◆ **What the task asks**:
Reply with only the number of lines that contain the string "badge".

+++

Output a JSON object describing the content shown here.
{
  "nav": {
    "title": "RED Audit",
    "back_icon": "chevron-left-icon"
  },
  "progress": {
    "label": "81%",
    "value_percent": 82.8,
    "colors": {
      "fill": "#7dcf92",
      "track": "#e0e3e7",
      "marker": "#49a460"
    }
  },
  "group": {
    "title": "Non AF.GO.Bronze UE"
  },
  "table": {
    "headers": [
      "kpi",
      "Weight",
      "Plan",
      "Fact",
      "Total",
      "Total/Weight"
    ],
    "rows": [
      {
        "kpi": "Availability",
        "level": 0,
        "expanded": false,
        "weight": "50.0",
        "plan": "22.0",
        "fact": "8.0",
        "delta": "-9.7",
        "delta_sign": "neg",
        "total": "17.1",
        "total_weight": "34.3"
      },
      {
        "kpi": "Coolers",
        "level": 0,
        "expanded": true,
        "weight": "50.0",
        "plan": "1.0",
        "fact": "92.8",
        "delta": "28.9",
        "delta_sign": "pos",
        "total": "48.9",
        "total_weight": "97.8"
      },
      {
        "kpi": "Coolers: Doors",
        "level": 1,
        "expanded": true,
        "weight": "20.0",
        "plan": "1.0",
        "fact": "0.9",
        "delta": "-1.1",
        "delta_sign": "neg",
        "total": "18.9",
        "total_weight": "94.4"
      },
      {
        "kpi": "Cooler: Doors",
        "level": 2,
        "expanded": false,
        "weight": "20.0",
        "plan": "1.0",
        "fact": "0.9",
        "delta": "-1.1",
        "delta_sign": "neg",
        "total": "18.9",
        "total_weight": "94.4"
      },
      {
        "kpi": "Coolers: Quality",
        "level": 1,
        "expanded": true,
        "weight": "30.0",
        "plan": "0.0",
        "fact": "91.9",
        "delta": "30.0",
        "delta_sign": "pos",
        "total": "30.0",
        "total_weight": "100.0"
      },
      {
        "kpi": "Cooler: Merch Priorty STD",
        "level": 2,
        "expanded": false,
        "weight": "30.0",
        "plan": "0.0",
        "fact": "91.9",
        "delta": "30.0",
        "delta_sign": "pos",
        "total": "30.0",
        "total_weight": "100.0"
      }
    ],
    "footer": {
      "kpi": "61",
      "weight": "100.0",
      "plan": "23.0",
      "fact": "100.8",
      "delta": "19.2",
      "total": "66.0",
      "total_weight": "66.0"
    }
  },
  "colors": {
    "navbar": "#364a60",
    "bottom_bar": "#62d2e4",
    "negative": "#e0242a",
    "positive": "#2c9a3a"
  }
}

+++

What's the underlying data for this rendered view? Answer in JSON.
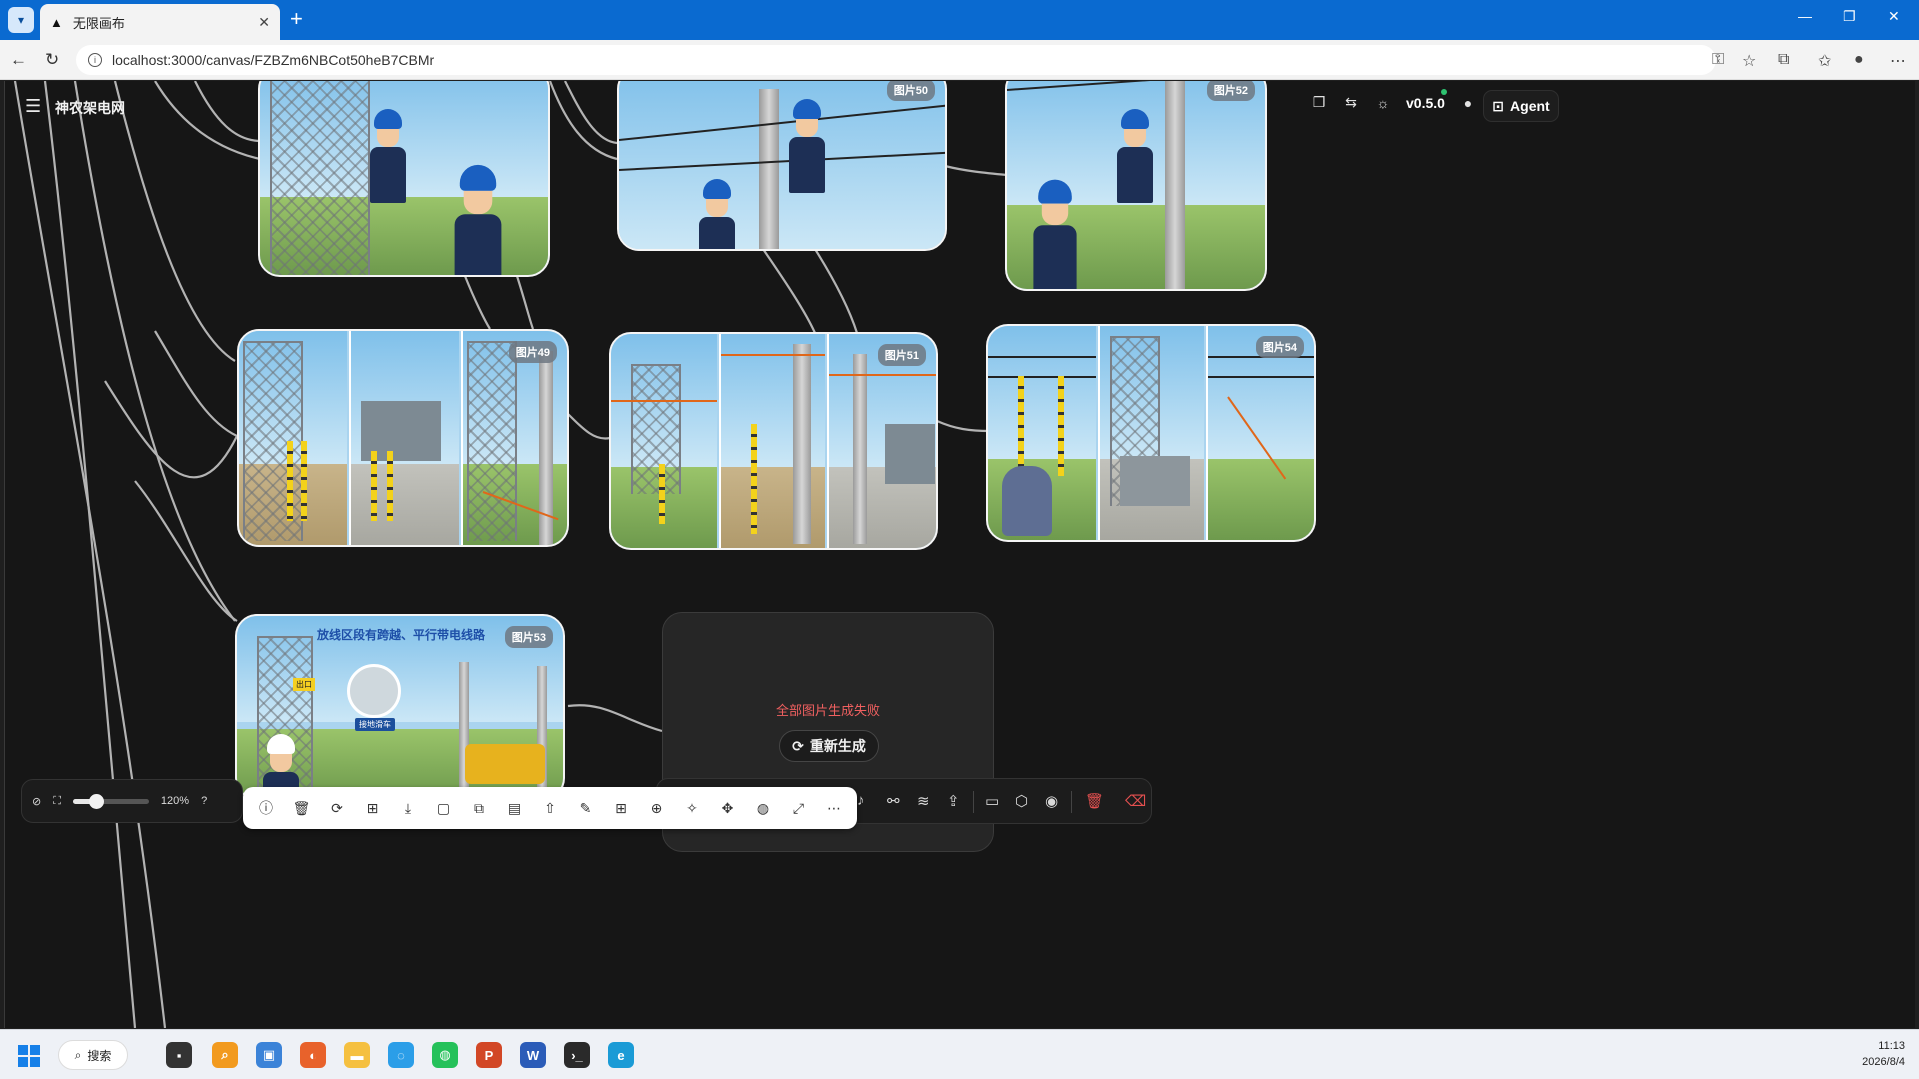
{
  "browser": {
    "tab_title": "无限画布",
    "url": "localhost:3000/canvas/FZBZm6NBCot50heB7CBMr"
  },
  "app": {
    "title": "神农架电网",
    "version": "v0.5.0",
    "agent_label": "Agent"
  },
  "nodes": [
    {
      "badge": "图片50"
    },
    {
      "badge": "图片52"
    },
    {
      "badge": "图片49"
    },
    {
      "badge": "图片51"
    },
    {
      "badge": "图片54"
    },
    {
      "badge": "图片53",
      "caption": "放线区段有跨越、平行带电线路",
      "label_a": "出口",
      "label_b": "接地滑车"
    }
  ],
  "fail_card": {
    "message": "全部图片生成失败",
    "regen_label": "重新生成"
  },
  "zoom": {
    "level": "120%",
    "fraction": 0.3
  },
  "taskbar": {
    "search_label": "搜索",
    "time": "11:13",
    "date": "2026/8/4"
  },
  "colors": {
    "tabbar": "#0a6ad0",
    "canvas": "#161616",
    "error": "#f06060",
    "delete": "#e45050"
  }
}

+++

◆ **Reply to the exercise**:
6